▶ [Provided data]
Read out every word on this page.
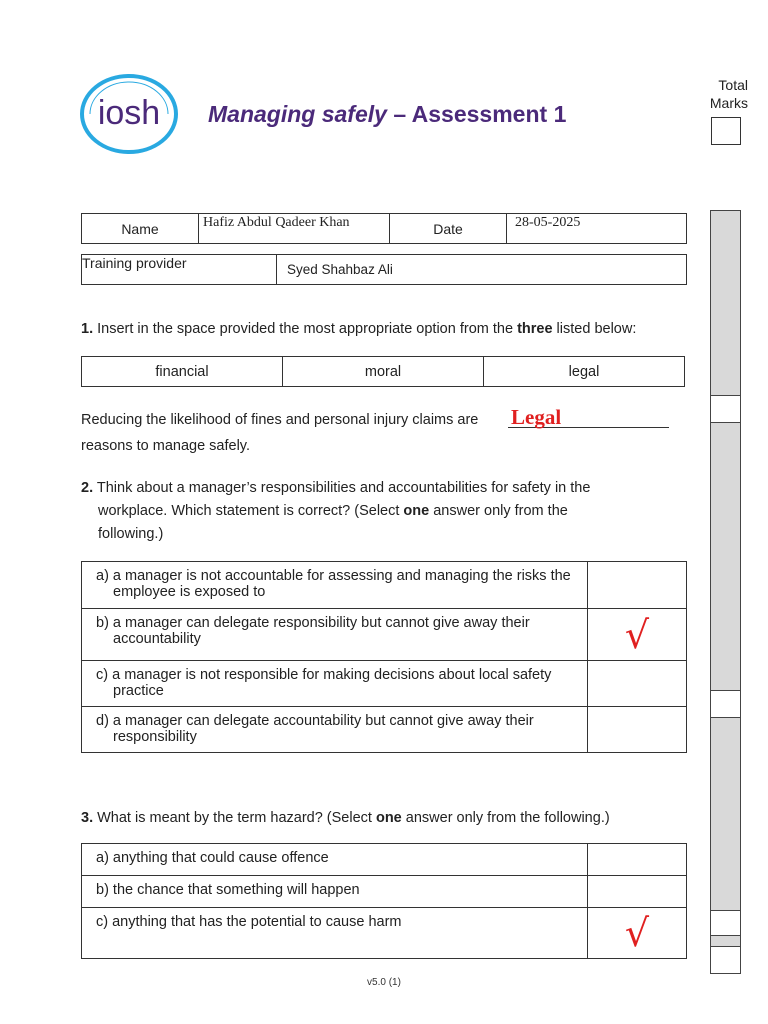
iosh Managing safely – Assessment 1
Total Marks
Name	Hafiz Abdul Qadeer Khan	Date	28-05-2025
Training provider	Syed Shahbaz Ali
1. Insert in the space provided the most appropriate option from the three listed below:
financial	moral	legal
Reducing the likelihood of fines and personal injury claims are	Legal
reasons to manage safely.
2. Think about a manager’s responsibilities and accountabilities for safety in the workplace. Which statement is correct? (Select one answer only from the following.)
a) a manager is not accountable for assessing and managing the risks the employee is exposed to	

b) a manager can delegate responsibility but cannot give away their accountability	√

c) a manager is not responsible for making decisions about local safety practice	

d) a manager can delegate accountability but cannot give away their responsibility	

3. What is meant by the term hazard? (Select one answer only from the following.)
a) anything that could cause offence	
b) the chance that something will happen	
c) anything that has the potential to cause harm	√
v5.0 (1)
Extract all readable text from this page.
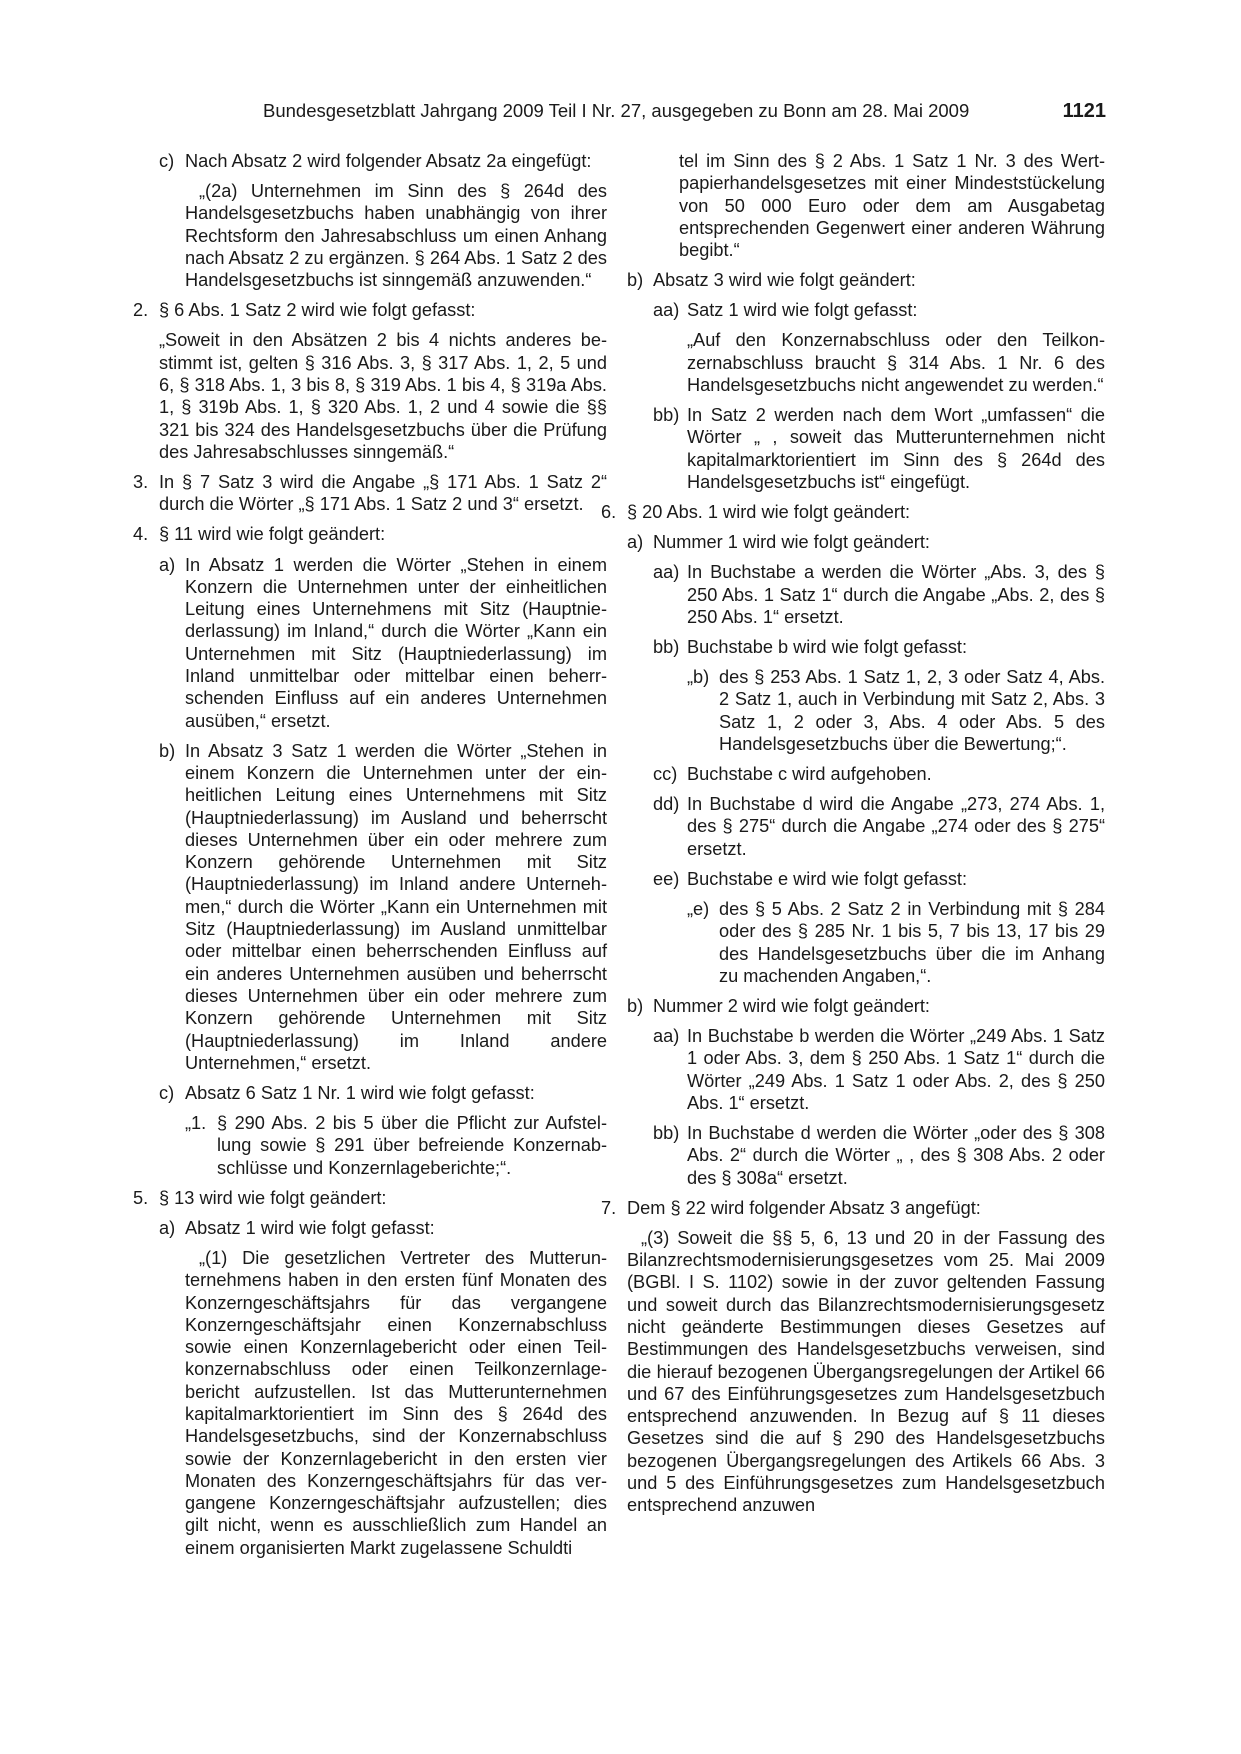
Bundesgesetzblatt Jahrgang 2009 Teil I Nr. 27, ausgegeben zu Bonn am 28. Mai 2009	1121
c) Nach Absatz 2 wird folgender Absatz 2a eingefügt:
„(2a) Unternehmen im Sinn des § 264d des Handelsgesetzbuchs haben unabhängig von ihrer Rechtsform den Jahresabschluss um einen Anhang nach Absatz 2 zu ergänzen. § 264 Abs. 1 Satz 2 des Handelsgesetzbuchs ist sinngemäß anzuwenden.“
2. § 6 Abs. 1 Satz 2 wird wie folgt gefasst:
„Soweit in den Absätzen 2 bis 4 nichts anderes bestimmt ist, gelten § 316 Abs. 3, § 317 Abs. 1, 2, 5 und 6, § 318 Abs. 1, 3 bis 8, § 319 Abs. 1 bis 4, § 319a Abs. 1, § 319b Abs. 1, § 320 Abs. 1, 2 und 4 sowie die §§ 321 bis 324 des Handelsgesetzbuchs über die Prüfung des Jahresabschlusses sinngemäß.“
3. In § 7 Satz 3 wird die Angabe „§ 171 Abs. 1 Satz 2“ durch die Wörter „§ 171 Abs. 1 Satz 2 und 3“ ersetzt.
4. § 11 wird wie folgt geändert:
a) In Absatz 1 werden die Wörter „Stehen in einem Konzern die Unternehmen unter der einheitlichen Leitung eines Unternehmens mit Sitz (Hauptniederlassung) im Inland,“ durch die Wörter „Kann ein Unternehmen mit Sitz (Hauptniederlassung) im Inland unmittelbar oder mittelbar einen beherrschenden Einfluss auf ein anderes Unternehmen ausüben,“ ersetzt.
b) In Absatz 3 Satz 1 werden die Wörter „Stehen in einem Konzern die Unternehmen unter der einheitlichen Leitung eines Unternehmens mit Sitz (Hauptniederlassung) im Ausland und beherrscht dieses Unternehmen über ein oder mehrere zum Konzern gehörende Unternehmen mit Sitz (Hauptniederlassung) im Inland andere Unternehmen,“ durch die Wörter „Kann ein Unternehmen mit Sitz (Hauptniederlassung) im Ausland unmittelbar oder mittelbar einen beherrschenden Einfluss auf ein anderes Unternehmen ausüben und beherrscht dieses Unternehmen über ein oder mehrere zum Konzern gehörende Unternehmen mit Sitz (Hauptniederlassung) im Inland andere Unternehmen,“ ersetzt.
c) Absatz 6 Satz 1 Nr. 1 wird wie folgt gefasst:
„1. § 290 Abs. 2 bis 5 über die Pflicht zur Aufstellung sowie § 291 über befreiende Konzernabschlüsse und Konzernlageberichte;“.
5. § 13 wird wie folgt geändert:
a) Absatz 1 wird wie folgt gefasst:
„(1) Die gesetzlichen Vertreter des Mutterunternehmens haben in den ersten fünf Monaten des Konzerngeschäftsjahrs für das vergangene Konzerngeschäftsjahr einen Konzernabschluss sowie einen Konzernlagebericht oder einen Teilkonzernabschluss oder einen Teilkonzernlagebericht aufzustellen. Ist das Mutterunternehmen kapitalmarktorientiert im Sinn des § 264d des Handelsgesetzbuchs, sind der Konzernabschluss sowie der Konzernlagebericht in den ersten vier Monaten des Konzerngeschäftsjahrs für das vergangene Konzerngeschäftsjahr aufzustellen; dies gilt nicht, wenn es ausschließlich zum Handel an einem organisierten Markt zugelassene Schuldti
tel im Sinn des § 2 Abs. 1 Satz 1 Nr. 3 des Wertpapierhandelsgesetzes mit einer Mindeststückelung von 50 000 Euro oder dem am Ausgabetag entsprechenden Gegenwert einer anderen Währung begibt.“
b) Absatz 3 wird wie folgt geändert:
aa) Satz 1 wird wie folgt gefasst:
„Auf den Konzernabschluss oder den Teilkonzernabschluss braucht § 314 Abs. 1 Nr. 6 des Handelsgesetzbuchs nicht angewendet zu werden.“
bb) In Satz 2 werden nach dem Wort „umfassen“ die Wörter „ , soweit das Mutterunternehmen nicht kapitalmarktorientiert im Sinn des § 264d des Handelsgesetzbuchs ist“ eingefügt.
6. § 20 Abs. 1 wird wie folgt geändert:
a) Nummer 1 wird wie folgt geändert:
aa) In Buchstabe a werden die Wörter „Abs. 3, des § 250 Abs. 1 Satz 1“ durch die Angabe „Abs. 2, des § 250 Abs. 1“ ersetzt.
bb) Buchstabe b wird wie folgt gefasst:
„b) des § 253 Abs. 1 Satz 1, 2, 3 oder Satz 4, Abs. 2 Satz 1, auch in Verbindung mit Satz 2, Abs. 3 Satz 1, 2 oder 3, Abs. 4 oder Abs. 5 des Handelsgesetzbuchs über die Bewertung;“.
cc) Buchstabe c wird aufgehoben.
dd) In Buchstabe d wird die Angabe „273, 274 Abs. 1, des § 275“ durch die Angabe „274 oder des § 275“ ersetzt.
ee) Buchstabe e wird wie folgt gefasst:
„e) des § 5 Abs. 2 Satz 2 in Verbindung mit § 284 oder des § 285 Nr. 1 bis 5, 7 bis 13, 17 bis 29 des Handelsgesetzbuchs über die im Anhang zu machenden Angaben,“.
b) Nummer 2 wird wie folgt geändert:
aa) In Buchstabe b werden die Wörter „249 Abs. 1 Satz 1 oder Abs. 3, dem § 250 Abs. 1 Satz 1“ durch die Wörter „249 Abs. 1 Satz 1 oder Abs. 2, des § 250 Abs. 1“ ersetzt.
bb) In Buchstabe d werden die Wörter „oder des § 308 Abs. 2“ durch die Wörter „ , des § 308 Abs. 2 oder des § 308a“ ersetzt.
7. Dem § 22 wird folgender Absatz 3 angefügt:
„(3) Soweit die §§ 5, 6, 13 und 20 in der Fassung des Bilanzrechtsmodernisierungsgesetzes vom 25. Mai 2009 (BGBl. I S. 1102) sowie in der zuvor geltenden Fassung und soweit durch das Bilanzrechtsmodernisierungsgesetz nicht geänderte Bestimmungen dieses Gesetzes auf Bestimmungen des Handelsgesetzbuchs verweisen, sind die hierauf bezogenen Übergangsregelungen der Artikel 66 und 67 des Einführungsgesetzes zum Handelsgesetzbuch entsprechend anzuwenden. In Bezug auf § 11 dieses Gesetzes sind die auf § 290 des Handelsgesetzbuchs bezogenen Übergangsregelungen des Artikels 66 Abs. 3 und 5 des Einführungsgesetzes zum Handelsgesetzbuch entsprechend anzuwen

▶ [What to produce]
Read the entries and show each line that mentions "their".

▶ [Exercise result]
b) a manager can delegate responsibility but cannot give away their accountability	√
d) a manager can delegate accountability but cannot give away their responsibility	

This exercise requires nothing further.